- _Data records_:
——
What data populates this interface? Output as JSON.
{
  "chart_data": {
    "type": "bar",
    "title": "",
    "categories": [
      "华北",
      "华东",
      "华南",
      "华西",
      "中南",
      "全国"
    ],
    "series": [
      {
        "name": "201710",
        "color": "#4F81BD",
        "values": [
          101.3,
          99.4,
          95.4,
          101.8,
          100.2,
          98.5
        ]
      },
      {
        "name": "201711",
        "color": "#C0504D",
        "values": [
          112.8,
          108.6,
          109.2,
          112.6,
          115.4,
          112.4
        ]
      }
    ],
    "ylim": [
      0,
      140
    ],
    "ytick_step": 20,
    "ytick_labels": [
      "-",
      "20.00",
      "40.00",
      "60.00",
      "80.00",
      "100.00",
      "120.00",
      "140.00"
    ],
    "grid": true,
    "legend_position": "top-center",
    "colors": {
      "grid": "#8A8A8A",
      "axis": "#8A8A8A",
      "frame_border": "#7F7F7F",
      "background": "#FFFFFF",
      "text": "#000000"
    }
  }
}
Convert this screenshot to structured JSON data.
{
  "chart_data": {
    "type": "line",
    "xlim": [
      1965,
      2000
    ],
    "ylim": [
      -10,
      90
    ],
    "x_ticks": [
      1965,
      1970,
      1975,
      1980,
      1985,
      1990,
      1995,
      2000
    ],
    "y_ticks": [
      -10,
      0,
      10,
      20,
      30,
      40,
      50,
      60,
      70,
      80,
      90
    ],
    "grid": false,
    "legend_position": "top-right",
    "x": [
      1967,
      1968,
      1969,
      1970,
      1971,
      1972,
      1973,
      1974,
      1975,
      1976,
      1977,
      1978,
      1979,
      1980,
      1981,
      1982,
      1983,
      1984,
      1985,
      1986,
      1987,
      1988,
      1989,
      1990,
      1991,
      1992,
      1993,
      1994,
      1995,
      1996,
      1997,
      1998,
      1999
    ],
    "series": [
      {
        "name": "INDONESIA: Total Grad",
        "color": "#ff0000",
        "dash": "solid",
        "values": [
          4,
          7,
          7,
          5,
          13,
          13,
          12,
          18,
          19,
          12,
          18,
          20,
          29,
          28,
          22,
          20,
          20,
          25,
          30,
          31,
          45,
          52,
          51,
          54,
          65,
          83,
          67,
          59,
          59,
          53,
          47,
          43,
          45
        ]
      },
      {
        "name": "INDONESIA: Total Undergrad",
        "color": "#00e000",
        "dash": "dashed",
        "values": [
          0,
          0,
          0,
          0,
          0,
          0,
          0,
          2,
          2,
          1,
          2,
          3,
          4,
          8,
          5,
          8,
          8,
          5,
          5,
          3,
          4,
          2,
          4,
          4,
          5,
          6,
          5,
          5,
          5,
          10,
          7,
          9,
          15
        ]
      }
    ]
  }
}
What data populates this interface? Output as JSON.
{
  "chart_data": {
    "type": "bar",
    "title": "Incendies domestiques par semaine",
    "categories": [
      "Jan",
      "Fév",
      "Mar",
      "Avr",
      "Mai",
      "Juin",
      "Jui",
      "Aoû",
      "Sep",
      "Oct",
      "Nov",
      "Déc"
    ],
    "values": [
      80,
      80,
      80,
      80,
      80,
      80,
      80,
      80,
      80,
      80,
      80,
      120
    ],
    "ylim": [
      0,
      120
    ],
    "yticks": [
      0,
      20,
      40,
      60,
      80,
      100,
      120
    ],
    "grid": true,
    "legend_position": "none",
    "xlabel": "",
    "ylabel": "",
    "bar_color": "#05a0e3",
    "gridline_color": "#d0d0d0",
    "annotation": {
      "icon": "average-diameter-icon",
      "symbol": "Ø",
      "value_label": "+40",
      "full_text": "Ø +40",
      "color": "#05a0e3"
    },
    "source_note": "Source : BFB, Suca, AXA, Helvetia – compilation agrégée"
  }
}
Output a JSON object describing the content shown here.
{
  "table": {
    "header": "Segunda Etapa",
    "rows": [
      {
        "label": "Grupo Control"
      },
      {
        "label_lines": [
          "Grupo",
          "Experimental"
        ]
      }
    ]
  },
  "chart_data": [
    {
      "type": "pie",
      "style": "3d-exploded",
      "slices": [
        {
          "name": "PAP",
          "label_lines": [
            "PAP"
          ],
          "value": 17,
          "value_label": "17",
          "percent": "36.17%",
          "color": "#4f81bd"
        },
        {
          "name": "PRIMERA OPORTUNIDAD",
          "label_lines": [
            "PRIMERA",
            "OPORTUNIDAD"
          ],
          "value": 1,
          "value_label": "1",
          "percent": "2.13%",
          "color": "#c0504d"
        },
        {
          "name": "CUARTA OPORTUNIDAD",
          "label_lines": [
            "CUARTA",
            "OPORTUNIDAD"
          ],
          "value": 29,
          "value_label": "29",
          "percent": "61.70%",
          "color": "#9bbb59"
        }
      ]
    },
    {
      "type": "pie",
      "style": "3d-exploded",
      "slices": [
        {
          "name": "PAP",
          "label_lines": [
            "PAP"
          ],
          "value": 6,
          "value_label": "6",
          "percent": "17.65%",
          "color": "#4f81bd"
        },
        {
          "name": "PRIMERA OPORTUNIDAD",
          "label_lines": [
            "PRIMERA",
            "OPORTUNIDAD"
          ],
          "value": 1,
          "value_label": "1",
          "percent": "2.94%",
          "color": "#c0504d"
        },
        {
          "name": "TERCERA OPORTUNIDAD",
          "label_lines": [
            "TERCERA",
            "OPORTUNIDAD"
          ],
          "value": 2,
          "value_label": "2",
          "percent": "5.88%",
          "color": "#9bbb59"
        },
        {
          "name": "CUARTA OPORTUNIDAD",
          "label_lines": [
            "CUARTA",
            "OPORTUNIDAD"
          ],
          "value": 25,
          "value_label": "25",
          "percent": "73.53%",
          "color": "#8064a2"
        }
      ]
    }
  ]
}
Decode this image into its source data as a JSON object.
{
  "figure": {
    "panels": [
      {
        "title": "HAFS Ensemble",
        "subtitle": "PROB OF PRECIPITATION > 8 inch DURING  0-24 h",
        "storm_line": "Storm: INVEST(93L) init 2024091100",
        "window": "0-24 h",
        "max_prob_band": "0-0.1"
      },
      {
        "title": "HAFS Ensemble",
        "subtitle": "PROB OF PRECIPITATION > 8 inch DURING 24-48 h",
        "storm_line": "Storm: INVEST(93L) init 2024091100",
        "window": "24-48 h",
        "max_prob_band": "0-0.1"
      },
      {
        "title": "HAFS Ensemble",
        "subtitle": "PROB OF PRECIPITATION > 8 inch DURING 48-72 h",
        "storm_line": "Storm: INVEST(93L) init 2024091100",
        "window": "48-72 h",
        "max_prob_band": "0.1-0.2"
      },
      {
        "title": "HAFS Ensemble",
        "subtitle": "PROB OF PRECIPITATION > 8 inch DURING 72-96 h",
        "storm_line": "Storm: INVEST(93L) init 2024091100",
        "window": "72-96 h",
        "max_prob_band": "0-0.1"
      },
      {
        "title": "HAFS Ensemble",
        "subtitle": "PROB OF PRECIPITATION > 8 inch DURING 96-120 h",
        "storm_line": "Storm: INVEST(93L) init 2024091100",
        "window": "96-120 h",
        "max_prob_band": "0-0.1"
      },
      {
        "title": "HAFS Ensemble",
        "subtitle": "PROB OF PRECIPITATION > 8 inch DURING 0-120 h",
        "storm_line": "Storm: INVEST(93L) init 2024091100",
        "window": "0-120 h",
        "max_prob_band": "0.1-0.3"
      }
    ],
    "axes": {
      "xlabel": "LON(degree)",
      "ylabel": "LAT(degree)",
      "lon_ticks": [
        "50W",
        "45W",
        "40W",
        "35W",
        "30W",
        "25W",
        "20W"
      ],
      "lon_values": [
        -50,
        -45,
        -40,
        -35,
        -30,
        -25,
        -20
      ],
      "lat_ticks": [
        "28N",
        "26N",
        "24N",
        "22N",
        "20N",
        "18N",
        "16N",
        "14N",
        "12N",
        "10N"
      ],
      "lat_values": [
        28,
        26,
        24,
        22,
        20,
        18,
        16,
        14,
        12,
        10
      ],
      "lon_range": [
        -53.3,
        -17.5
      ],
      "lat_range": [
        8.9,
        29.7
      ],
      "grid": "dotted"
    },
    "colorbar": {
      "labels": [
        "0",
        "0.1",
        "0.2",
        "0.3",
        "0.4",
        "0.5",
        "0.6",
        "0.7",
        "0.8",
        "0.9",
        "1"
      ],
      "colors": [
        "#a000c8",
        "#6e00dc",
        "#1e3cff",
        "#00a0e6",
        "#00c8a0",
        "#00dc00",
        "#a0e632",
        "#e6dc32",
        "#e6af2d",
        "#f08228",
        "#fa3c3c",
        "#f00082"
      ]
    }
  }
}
——
- _Problem to solve_:
Pull out each line containing the word "window" and copy it.

- _Answer for the task_:
        "window": "0-24 h",
        "window": "24-48 h",
        "window": "48-72 h",
        "window": "72-96 h",
        "window": "96-120 h",
        "window": "0-120 h",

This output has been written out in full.